> _Short problem_
Output every line of the data exactly as it appears.

Rows from a dataset
------------------------------------

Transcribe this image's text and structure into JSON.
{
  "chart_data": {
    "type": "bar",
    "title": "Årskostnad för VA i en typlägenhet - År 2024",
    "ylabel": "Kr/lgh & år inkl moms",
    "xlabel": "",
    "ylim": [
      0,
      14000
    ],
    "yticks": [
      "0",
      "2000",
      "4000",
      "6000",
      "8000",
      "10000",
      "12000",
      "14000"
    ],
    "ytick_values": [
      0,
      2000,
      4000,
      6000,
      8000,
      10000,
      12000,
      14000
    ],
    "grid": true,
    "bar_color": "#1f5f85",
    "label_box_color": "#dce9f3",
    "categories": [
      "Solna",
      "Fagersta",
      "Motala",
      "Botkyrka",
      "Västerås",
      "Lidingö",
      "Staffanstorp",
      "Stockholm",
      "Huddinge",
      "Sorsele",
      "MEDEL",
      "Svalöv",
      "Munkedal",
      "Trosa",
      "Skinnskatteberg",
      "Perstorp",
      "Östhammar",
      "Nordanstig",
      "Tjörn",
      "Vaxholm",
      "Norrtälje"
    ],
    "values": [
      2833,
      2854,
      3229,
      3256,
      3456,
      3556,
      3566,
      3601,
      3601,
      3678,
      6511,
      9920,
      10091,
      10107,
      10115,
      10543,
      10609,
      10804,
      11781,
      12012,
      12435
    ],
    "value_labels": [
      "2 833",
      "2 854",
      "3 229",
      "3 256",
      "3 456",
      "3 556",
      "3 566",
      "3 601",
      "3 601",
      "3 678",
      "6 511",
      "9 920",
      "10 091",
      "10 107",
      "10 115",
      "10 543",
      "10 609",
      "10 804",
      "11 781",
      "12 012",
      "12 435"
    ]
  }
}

------------------------------------

> _Written answer_
Transcribe this image's text and structure into JSON.
{
  "chart_data": {
    "type": "bar",
    "title": "Årskostnad för VA i en typlägenhet - År 2024",
    "ylabel": "Kr/lgh & år inkl moms",
    "xlabel": "",
    "ylim": [
      0,
      14000
    ],
    "yticks": [
      "0",
      "2000",
      "4000",
      "6000",
      "8000",
      "10000",
      "12000",
      "14000"
    ],
    "ytick_values": [
      0,
      2000,
      4000,
      6000,
      8000,
      10000,
      12000,
      14000
    ],
    "grid": true,
    "bar_color": "#1f5f85",
    "label_box_color": "#dce9f3",
    "categories": [
      "Solna",
      "Fagersta",
      "Motala",
      "Botkyrka",
      "Västerås",
      "Lidingö",
      "Staffanstorp",
      "Stockholm",
      "Huddinge",
      "Sorsele",
      "MEDEL",
      "Svalöv",
      "Munkedal",
      "Trosa",
      "Skinnskatteberg",
      "Perstorp",
      "Östhammar",
      "Nordanstig",
      "Tjörn",
      "Vaxholm",
      "Norrtälje"
    ],
    "values": [
      2833,
      2854,
      3229,
      3256,
      3456,
      3556,
      3566,
      3601,
      3601,
      3678,
      6511,
      9920,
      10091,
      10107,
      10115,
      10543,
      10609,
      10804,
      11781,
      12012,
      12435
    ],
    "value_labels": [
      "2 833",
      "2 854",
      "3 229",
      "3 256",
      "3 456",
      "3 556",
      "3 566",
      "3 601",
      "3 601",
      "3 678",
      "6 511",
      "9 920",
      "10 091",
      "10 107",
      "10 115",
      "10 543",
      "10 609",
      "10 804",
      "11 781",
      "12 012",
      "12 435"
    ]
  }
}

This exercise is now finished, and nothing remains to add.